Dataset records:
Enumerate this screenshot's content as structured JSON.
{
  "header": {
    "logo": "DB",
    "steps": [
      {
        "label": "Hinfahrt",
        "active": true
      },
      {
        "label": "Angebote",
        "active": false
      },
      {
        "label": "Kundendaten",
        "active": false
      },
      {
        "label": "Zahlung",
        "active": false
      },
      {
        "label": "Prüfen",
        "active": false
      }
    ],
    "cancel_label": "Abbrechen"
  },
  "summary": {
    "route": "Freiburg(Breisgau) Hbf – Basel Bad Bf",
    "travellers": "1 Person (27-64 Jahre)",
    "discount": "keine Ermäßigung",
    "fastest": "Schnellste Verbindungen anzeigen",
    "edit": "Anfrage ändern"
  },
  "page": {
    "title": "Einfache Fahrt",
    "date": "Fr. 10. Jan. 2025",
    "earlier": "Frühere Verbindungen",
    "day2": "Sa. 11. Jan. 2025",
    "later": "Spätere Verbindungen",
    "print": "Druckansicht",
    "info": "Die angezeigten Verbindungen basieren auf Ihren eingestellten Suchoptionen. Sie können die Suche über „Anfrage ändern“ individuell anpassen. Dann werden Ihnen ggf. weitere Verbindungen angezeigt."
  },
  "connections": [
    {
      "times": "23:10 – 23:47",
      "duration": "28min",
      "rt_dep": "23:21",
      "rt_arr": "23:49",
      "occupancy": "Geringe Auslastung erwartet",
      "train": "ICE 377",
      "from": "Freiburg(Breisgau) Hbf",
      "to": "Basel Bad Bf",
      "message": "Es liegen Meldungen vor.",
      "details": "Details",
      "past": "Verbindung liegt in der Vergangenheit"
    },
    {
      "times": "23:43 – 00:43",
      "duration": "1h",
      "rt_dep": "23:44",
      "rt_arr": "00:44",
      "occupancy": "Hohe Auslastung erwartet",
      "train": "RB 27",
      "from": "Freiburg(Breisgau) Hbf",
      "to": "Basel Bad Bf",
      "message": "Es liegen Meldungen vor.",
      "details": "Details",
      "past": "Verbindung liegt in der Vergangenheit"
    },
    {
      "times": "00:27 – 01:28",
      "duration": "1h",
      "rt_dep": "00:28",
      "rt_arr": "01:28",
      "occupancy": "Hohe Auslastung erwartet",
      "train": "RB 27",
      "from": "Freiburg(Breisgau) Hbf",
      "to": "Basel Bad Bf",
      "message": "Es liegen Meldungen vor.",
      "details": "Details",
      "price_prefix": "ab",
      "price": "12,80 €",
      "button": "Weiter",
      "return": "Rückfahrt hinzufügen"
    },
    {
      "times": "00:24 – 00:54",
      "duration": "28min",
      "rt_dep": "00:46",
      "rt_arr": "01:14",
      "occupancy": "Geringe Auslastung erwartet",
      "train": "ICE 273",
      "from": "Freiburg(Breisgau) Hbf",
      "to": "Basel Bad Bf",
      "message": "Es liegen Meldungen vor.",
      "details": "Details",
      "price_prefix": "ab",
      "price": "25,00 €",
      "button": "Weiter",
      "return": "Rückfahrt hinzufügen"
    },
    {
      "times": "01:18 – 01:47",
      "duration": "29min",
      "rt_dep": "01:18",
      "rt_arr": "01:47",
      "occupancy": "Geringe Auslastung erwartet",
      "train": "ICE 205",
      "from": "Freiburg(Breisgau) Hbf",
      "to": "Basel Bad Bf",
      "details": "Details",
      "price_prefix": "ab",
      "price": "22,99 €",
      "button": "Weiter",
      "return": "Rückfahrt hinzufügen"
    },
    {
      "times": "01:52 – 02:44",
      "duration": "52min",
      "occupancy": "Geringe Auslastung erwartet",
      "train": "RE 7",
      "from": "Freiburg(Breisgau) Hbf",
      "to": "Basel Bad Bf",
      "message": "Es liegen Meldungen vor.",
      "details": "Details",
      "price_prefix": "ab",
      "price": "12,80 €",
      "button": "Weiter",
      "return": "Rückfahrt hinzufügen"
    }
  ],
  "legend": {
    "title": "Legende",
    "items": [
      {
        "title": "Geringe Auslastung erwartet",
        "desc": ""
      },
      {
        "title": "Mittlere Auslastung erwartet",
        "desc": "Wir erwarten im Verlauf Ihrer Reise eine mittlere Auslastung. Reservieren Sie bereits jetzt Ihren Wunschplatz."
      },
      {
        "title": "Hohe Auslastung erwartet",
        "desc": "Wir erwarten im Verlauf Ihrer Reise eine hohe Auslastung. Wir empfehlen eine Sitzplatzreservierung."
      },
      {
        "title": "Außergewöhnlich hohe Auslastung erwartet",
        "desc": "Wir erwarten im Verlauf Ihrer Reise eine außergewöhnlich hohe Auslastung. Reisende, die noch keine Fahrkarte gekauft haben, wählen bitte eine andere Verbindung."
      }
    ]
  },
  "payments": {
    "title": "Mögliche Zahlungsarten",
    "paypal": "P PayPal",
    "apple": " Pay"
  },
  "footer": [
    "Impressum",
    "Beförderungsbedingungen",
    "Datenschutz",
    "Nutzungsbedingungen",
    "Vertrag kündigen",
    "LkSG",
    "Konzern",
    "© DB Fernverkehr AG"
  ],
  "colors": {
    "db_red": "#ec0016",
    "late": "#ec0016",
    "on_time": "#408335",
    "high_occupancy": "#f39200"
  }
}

What is required: Count the lines of the listing above that include the word "Verlauf" and state the total with nothing else.

Solution below: 3